▶ [WHAT TO WORK ON]: The records are to be restated in their entirety, word for word.

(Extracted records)
============

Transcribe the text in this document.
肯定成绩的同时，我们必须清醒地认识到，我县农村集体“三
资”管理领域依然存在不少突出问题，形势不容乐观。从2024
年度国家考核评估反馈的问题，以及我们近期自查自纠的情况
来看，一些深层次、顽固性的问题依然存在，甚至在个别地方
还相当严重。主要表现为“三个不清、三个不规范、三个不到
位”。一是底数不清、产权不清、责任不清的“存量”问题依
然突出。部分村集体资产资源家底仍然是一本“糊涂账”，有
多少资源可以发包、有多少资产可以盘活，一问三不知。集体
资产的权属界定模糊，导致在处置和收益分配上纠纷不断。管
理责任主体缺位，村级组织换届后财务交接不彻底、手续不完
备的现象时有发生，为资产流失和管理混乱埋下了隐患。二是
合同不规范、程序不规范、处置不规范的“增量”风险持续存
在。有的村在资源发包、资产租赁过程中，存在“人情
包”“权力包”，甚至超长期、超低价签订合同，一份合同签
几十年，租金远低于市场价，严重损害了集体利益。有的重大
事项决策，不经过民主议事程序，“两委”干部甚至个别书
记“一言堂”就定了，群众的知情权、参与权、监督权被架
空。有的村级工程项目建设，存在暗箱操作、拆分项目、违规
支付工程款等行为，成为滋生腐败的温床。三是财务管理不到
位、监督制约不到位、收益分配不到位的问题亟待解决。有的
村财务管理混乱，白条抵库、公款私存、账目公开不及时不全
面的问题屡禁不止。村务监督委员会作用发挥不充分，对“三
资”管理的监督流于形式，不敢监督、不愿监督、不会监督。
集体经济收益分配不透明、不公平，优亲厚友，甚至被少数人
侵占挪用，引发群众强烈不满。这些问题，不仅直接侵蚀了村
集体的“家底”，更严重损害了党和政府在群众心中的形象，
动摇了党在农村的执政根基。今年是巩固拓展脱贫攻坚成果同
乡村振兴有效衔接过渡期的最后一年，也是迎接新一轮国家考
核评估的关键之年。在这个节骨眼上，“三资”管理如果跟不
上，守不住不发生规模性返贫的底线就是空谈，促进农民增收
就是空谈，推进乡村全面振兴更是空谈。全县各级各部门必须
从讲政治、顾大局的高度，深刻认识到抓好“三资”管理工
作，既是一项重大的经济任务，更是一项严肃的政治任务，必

============

▶ [CORRECT ANSWER]:
Transcribe the text in this document.
肯定成绩的同时，我们必须清醒地认识到，我县农村集体“三
资”管理领域依然存在不少突出问题，形势不容乐观。从2024
年度国家考核评估反馈的问题，以及我们近期自查自纠的情况
来看，一些深层次、顽固性的问题依然存在，甚至在个别地方
还相当严重。主要表现为“三个不清、三个不规范、三个不到
位”。一是底数不清、产权不清、责任不清的“存量”问题依
然突出。部分村集体资产资源家底仍然是一本“糊涂账”，有
多少资源可以发包、有多少资产可以盘活，一问三不知。集体
资产的权属界定模糊，导致在处置和收益分配上纠纷不断。管
理责任主体缺位，村级组织换届后财务交接不彻底、手续不完
备的现象时有发生，为资产流失和管理混乱埋下了隐患。二是
合同不规范、程序不规范、处置不规范的“增量”风险持续存
在。有的村在资源发包、资产租赁过程中，存在“人情
包”“权力包”，甚至超长期、超低价签订合同，一份合同签
几十年，租金远低于市场价，严重损害了集体利益。有的重大
事项决策，不经过民主议事程序，“两委”干部甚至个别书
记“一言堂”就定了，群众的知情权、参与权、监督权被架
空。有的村级工程项目建设，存在暗箱操作、拆分项目、违规
支付工程款等行为，成为滋生腐败的温床。三是财务管理不到
位、监督制约不到位、收益分配不到位的问题亟待解决。有的
村财务管理混乱，白条抵库、公款私存、账目公开不及时不全
面的问题屡禁不止。村务监督委员会作用发挥不充分，对“三
资”管理的监督流于形式，不敢监督、不愿监督、不会监督。
集体经济收益分配不透明、不公平，优亲厚友，甚至被少数人
侵占挪用，引发群众强烈不满。这些问题，不仅直接侵蚀了村
集体的“家底”，更严重损害了党和政府在群众心中的形象，
动摇了党在农村的执政根基。今年是巩固拓展脱贫攻坚成果同
乡村振兴有效衔接过渡期的最后一年，也是迎接新一轮国家考
核评估的关键之年。在这个节骨眼上，“三资”管理如果跟不
上，守不住不发生规模性返贫的底线就是空谈，促进农民增收
就是空谈，推进乡村全面振兴更是空谈。全县各级各部门必须
从讲政治、顾大局的高度，深刻认识到抓好“三资”管理工
作，既是一项重大的经济任务，更是一项严肃的政治任务，必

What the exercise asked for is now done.